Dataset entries
- - - - - - -

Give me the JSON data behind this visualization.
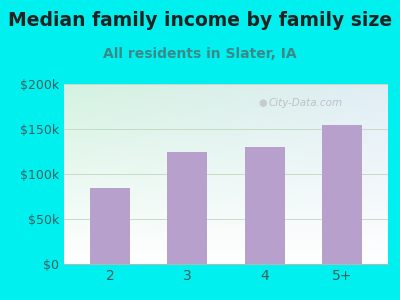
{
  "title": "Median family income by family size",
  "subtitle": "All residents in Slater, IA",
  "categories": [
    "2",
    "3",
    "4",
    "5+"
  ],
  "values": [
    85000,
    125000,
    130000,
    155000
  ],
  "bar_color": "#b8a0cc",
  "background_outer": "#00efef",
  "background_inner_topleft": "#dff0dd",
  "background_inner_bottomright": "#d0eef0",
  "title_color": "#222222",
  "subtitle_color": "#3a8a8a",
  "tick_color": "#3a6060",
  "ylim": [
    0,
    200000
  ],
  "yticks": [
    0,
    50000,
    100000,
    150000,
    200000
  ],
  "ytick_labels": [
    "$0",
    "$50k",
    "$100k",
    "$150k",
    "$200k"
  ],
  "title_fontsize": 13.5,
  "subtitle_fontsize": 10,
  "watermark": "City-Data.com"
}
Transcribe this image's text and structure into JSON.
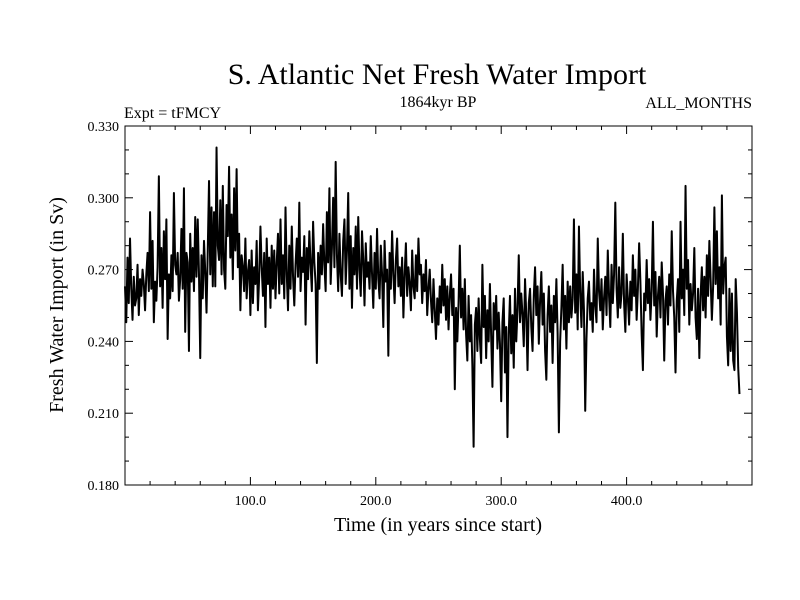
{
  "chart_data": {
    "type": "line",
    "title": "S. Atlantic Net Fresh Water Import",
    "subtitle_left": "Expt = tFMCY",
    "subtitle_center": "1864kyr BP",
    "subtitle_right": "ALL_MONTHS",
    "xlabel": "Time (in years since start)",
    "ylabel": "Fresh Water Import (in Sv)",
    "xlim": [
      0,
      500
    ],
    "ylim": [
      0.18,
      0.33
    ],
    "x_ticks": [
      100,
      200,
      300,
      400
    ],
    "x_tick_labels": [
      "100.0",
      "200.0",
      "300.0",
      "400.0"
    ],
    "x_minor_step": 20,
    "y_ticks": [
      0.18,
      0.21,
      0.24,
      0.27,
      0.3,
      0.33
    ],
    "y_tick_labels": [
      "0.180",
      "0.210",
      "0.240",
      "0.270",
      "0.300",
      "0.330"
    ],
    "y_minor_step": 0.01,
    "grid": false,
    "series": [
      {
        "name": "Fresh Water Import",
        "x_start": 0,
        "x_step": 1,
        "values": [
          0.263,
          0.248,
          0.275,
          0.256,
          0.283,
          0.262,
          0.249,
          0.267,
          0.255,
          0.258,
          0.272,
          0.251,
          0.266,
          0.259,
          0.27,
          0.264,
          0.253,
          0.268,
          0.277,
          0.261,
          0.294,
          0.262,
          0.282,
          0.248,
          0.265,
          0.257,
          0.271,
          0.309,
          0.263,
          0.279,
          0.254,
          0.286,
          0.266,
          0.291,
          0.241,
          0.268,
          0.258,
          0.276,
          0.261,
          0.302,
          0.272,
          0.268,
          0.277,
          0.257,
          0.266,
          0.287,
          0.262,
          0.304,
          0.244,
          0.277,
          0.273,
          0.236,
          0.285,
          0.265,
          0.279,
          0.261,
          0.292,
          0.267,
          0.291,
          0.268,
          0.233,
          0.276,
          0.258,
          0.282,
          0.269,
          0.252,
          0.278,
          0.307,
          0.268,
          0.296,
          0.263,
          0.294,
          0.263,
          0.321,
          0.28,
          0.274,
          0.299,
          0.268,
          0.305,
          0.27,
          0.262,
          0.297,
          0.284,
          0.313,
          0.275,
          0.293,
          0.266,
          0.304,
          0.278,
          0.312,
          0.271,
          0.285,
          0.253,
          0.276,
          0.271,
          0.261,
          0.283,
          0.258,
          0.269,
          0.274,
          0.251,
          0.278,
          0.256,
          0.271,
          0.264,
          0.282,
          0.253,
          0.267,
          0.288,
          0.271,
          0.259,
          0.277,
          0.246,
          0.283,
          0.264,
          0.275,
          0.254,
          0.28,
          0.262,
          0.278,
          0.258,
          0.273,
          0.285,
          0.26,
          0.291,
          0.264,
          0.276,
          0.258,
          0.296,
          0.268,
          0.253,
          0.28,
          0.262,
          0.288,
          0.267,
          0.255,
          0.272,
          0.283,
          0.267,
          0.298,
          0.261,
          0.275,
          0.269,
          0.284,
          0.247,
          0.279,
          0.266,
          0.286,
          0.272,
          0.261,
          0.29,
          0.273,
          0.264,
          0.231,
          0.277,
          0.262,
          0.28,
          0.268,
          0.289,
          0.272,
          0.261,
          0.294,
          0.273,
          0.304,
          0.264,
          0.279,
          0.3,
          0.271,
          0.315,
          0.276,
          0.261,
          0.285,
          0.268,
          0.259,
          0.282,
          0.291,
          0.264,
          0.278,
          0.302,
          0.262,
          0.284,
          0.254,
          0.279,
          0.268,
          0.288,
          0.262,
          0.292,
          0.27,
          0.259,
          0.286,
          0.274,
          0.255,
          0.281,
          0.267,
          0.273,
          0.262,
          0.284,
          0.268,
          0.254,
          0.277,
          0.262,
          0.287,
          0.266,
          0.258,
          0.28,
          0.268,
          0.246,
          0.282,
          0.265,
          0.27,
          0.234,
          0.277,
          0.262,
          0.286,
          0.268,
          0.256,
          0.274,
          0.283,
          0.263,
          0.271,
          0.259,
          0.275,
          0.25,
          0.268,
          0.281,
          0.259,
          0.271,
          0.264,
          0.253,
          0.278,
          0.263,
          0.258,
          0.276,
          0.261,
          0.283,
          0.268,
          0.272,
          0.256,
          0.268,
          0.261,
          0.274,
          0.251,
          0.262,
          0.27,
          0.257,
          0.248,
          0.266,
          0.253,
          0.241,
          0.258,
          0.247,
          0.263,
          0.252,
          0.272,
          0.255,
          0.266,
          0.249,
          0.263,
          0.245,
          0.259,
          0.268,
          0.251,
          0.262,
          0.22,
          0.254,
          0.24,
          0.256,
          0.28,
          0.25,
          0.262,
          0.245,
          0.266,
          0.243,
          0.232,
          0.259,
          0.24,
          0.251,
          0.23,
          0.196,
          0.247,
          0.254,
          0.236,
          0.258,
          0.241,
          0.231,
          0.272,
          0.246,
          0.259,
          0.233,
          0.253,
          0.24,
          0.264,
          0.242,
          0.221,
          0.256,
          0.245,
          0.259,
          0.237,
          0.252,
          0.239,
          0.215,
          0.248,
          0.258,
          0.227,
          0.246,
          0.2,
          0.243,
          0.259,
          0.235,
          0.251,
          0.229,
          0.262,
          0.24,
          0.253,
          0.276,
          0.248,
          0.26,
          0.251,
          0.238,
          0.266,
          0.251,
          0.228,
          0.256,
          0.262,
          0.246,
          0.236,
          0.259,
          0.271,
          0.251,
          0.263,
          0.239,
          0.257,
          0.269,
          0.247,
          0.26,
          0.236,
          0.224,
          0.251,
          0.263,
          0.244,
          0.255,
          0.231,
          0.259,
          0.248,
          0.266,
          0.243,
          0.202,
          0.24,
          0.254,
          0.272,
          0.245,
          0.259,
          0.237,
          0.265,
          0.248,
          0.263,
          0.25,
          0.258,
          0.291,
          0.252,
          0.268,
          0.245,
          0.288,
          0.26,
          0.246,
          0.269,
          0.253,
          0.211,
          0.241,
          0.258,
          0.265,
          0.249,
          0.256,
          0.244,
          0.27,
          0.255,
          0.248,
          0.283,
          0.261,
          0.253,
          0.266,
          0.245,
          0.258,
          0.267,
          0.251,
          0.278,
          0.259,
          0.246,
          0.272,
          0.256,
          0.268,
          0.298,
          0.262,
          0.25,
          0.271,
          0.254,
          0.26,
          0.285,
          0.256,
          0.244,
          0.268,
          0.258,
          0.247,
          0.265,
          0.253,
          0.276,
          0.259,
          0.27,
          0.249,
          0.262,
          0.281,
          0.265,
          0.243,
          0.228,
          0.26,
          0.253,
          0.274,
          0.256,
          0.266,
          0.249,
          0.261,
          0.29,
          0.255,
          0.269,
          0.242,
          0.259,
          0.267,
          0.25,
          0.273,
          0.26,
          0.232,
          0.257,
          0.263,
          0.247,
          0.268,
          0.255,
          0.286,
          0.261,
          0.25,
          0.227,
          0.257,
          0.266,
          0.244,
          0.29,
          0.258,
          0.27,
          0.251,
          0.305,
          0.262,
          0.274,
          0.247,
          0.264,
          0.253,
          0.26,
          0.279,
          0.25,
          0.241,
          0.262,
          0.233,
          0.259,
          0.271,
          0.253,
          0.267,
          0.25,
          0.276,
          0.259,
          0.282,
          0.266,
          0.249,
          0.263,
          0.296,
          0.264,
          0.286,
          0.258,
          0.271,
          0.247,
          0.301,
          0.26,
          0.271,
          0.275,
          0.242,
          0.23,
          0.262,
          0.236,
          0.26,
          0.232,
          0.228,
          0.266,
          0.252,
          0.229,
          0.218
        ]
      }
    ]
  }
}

- - - - - - -

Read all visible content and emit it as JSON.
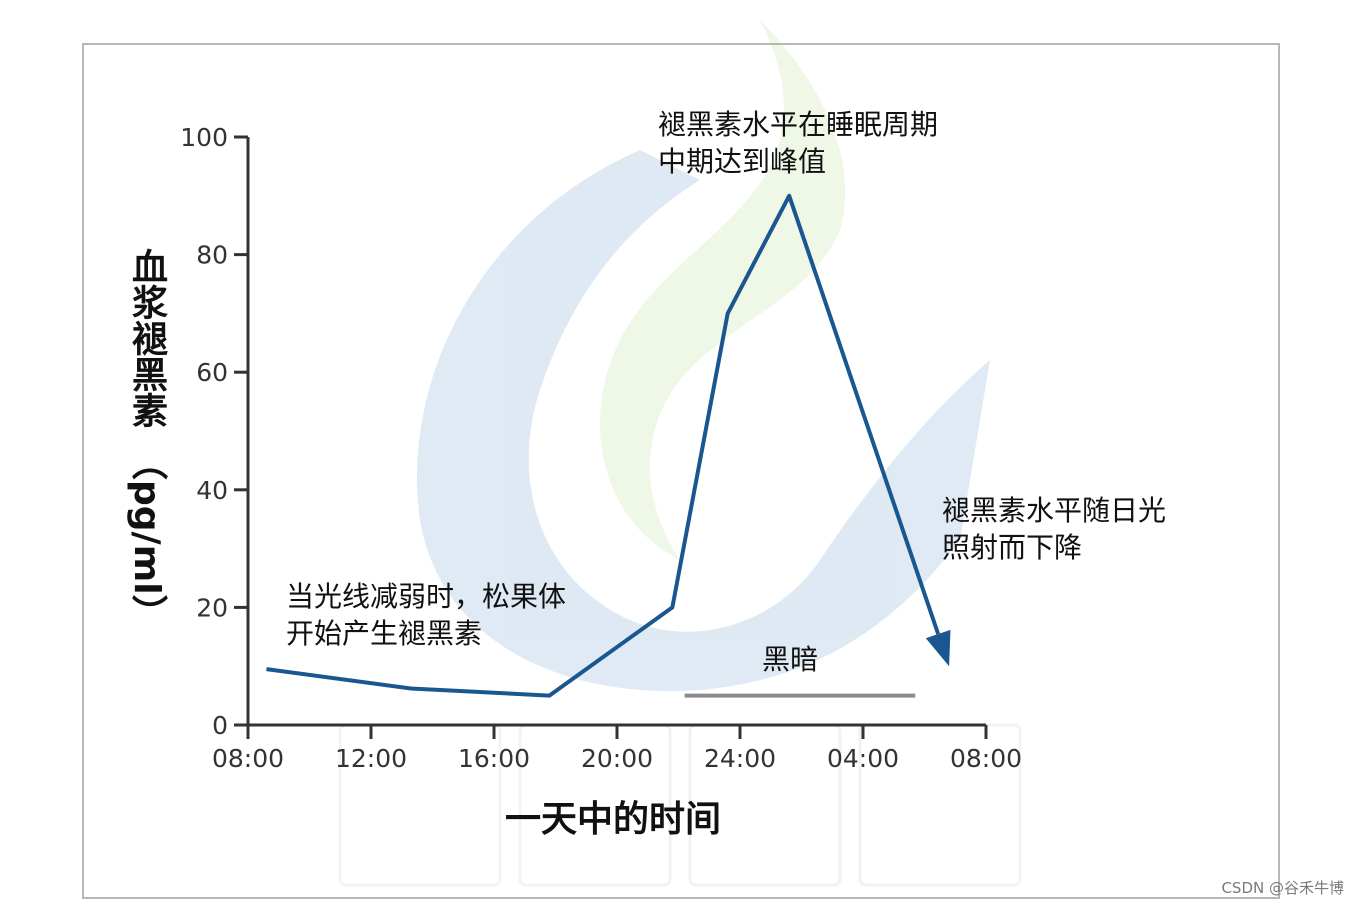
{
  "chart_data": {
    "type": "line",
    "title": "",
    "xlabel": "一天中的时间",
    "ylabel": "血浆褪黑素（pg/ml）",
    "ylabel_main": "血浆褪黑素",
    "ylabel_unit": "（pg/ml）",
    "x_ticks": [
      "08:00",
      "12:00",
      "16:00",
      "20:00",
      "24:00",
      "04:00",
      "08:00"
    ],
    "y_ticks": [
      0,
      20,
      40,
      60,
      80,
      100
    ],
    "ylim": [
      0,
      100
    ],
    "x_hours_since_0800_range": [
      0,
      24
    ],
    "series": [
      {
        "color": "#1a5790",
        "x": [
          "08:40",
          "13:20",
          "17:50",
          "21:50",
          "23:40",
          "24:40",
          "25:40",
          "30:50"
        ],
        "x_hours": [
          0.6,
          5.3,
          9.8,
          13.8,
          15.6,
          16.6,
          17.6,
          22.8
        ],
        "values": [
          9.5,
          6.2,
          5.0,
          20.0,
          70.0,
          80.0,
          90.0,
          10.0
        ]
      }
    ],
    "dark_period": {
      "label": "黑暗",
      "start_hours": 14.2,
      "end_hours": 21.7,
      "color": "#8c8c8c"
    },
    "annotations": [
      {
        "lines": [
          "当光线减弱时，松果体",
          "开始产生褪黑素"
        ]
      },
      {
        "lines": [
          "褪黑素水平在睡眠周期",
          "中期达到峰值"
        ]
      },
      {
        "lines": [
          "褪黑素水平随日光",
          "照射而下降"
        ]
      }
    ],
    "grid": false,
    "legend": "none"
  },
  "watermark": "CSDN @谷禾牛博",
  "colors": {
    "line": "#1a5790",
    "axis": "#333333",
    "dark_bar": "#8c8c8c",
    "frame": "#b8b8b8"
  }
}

- - - - - - -

_Task description_
Collect the lines that hold "this".

_Written solution_
Give me the JSON data behind this visualization.
Transcribe this image's text and structure into JSON.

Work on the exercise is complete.